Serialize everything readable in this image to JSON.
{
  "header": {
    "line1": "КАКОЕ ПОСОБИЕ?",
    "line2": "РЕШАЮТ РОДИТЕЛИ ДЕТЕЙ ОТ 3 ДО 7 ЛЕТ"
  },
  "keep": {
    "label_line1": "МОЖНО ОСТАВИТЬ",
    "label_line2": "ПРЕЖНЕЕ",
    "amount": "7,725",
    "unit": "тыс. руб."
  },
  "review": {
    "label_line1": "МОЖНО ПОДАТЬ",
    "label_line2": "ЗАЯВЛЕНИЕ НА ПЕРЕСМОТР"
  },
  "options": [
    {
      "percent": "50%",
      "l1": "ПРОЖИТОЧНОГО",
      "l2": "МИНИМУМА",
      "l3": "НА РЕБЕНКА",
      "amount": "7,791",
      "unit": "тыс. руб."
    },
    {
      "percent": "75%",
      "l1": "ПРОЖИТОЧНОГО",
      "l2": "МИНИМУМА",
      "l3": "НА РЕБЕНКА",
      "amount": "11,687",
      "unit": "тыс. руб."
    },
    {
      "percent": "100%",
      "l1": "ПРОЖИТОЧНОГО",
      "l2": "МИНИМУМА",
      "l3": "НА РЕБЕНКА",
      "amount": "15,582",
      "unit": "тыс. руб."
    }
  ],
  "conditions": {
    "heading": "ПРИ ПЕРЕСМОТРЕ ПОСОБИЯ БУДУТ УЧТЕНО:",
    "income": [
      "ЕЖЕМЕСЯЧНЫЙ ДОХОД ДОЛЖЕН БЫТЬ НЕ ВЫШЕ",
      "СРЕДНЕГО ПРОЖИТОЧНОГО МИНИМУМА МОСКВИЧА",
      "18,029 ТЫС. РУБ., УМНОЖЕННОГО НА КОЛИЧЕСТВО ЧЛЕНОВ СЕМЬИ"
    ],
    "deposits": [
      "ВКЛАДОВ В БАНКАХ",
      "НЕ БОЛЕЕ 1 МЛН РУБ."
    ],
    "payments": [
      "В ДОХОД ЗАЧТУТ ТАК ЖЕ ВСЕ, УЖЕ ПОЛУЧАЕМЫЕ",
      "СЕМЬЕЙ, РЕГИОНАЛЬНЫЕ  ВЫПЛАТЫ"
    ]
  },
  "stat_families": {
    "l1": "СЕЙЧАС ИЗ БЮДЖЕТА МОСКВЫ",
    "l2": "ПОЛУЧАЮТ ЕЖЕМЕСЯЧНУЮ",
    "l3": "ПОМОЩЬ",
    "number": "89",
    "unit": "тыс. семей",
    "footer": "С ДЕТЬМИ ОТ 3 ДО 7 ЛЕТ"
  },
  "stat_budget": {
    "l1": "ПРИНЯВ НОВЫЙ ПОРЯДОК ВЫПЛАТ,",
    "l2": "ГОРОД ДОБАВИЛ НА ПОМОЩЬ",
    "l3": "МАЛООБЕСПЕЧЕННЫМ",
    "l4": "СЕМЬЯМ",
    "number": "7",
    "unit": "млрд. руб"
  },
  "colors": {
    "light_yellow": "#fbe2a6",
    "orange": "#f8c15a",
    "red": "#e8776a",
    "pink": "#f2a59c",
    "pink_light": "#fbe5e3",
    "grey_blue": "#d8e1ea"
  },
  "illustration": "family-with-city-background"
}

--

[Requirement] Extract every line containing the string "ПОМОЩЬ" from the data above.

[Task result]
    "l3": "ПОМОЩЬ",
    "l2": "ГОРОД ДОБАВИЛ НА ПОМОЩЬ",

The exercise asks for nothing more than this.